> SET EXERCISE
In the following material, identify every line holding the string "this" and return it.

> SUPPLIED MATERIAL

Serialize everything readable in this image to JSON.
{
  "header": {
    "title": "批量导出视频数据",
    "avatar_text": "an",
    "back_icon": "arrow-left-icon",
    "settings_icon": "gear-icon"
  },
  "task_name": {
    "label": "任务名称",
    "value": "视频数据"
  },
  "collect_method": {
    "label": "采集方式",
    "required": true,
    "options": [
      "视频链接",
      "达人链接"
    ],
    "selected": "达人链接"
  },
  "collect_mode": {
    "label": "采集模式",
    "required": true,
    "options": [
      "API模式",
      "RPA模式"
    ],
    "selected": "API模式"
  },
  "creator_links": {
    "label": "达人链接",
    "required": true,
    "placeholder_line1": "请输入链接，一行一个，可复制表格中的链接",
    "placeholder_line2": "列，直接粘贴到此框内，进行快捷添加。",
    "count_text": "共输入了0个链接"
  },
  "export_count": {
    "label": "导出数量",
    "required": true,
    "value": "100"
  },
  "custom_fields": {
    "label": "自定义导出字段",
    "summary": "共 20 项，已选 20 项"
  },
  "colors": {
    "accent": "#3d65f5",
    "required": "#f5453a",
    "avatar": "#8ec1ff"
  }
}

---

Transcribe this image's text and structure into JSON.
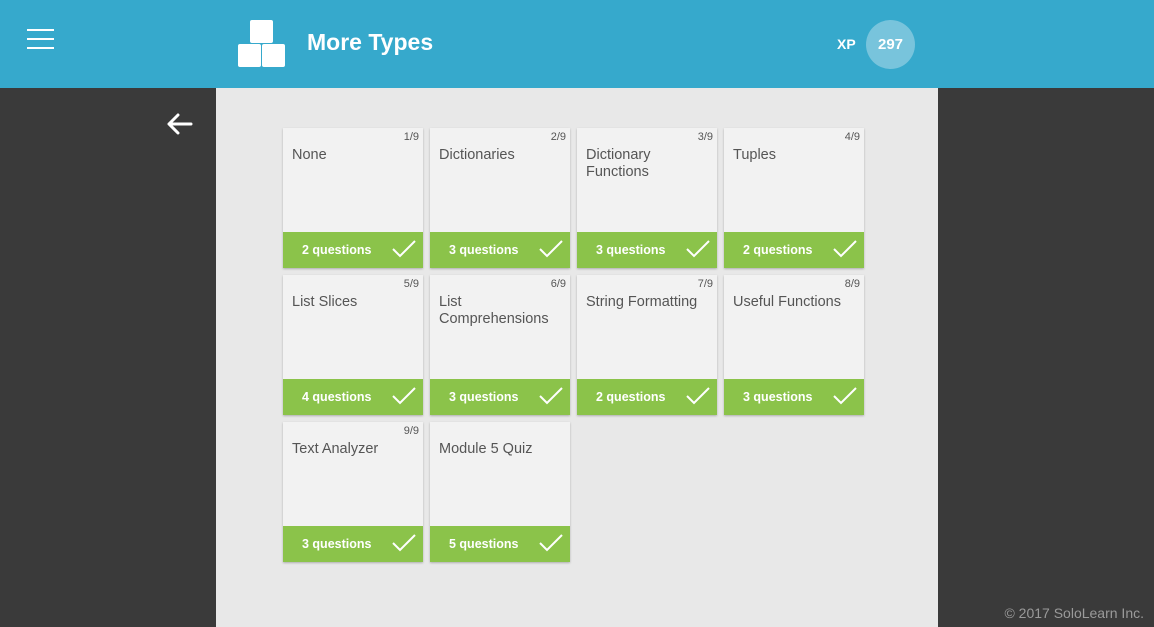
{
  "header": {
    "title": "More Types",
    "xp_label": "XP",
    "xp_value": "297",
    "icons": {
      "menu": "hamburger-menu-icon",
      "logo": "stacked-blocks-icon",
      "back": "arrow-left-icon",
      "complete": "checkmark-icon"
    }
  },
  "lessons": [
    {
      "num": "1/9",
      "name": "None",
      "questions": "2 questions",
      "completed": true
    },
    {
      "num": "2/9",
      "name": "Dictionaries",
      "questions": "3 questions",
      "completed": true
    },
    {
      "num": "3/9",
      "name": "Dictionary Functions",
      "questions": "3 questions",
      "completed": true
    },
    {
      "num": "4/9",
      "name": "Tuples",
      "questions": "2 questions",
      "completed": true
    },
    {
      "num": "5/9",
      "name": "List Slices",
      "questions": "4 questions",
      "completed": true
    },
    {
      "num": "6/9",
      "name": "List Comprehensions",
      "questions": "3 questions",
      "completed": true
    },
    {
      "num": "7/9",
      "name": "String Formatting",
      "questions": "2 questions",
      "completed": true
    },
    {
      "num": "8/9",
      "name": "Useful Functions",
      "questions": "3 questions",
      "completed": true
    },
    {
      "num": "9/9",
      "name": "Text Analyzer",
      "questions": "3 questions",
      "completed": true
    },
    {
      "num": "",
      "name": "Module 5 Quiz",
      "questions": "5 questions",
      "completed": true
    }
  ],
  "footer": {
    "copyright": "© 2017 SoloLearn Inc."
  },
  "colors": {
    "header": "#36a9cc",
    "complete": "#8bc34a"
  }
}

> SOLUTION
Serialize everything readable in this image to JSON.
Transcribe this image's text and structure into JSON.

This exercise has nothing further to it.